(Items listed in a dataset)
::::::::

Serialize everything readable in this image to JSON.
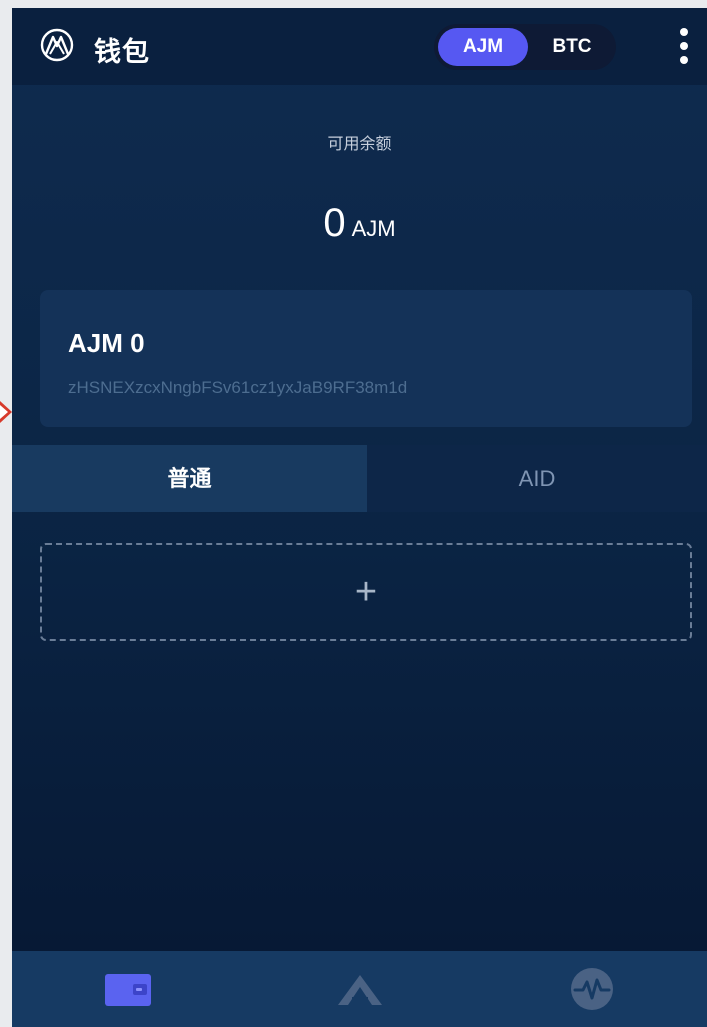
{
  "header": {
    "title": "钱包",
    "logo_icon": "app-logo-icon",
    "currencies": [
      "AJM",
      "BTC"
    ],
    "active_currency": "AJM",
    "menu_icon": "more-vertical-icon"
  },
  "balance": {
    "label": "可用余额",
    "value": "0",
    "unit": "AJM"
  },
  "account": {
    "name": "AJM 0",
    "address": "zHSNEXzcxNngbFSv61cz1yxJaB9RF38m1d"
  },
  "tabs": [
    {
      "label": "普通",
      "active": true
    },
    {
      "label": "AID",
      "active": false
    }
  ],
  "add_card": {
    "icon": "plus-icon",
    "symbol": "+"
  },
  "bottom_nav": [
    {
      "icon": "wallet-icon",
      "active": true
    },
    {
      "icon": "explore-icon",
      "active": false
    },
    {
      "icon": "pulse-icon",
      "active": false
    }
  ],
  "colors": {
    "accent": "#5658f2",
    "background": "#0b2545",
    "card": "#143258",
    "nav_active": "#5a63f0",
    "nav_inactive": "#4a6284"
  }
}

::::::::

> Required task:
Copy the records exactly. Skip the pictures.

> Reply to the task:
Serialize everything readable in this image to JSON.
{
  "header": {
    "title": "钱包",
    "logo_icon": "app-logo-icon",
    "currencies": [
      "AJM",
      "BTC"
    ],
    "active_currency": "AJM",
    "menu_icon": "more-vertical-icon"
  },
  "balance": {
    "label": "可用余额",
    "value": "0",
    "unit": "AJM"
  },
  "account": {
    "name": "AJM 0",
    "address": "zHSNEXzcxNngbFSv61cz1yxJaB9RF38m1d"
  },
  "tabs": [
    {
      "label": "普通",
      "active": true
    },
    {
      "label": "AID",
      "active": false
    }
  ],
  "add_card": {
    "icon": "plus-icon",
    "symbol": "+"
  },
  "bottom_nav": [
    {
      "icon": "wallet-icon",
      "active": true
    },
    {
      "icon": "explore-icon",
      "active": false
    },
    {
      "icon": "pulse-icon",
      "active": false
    }
  ],
  "colors": {
    "accent": "#5658f2",
    "background": "#0b2545",
    "card": "#143258",
    "nav_active": "#5a63f0",
    "nav_inactive": "#4a6284"
  }
}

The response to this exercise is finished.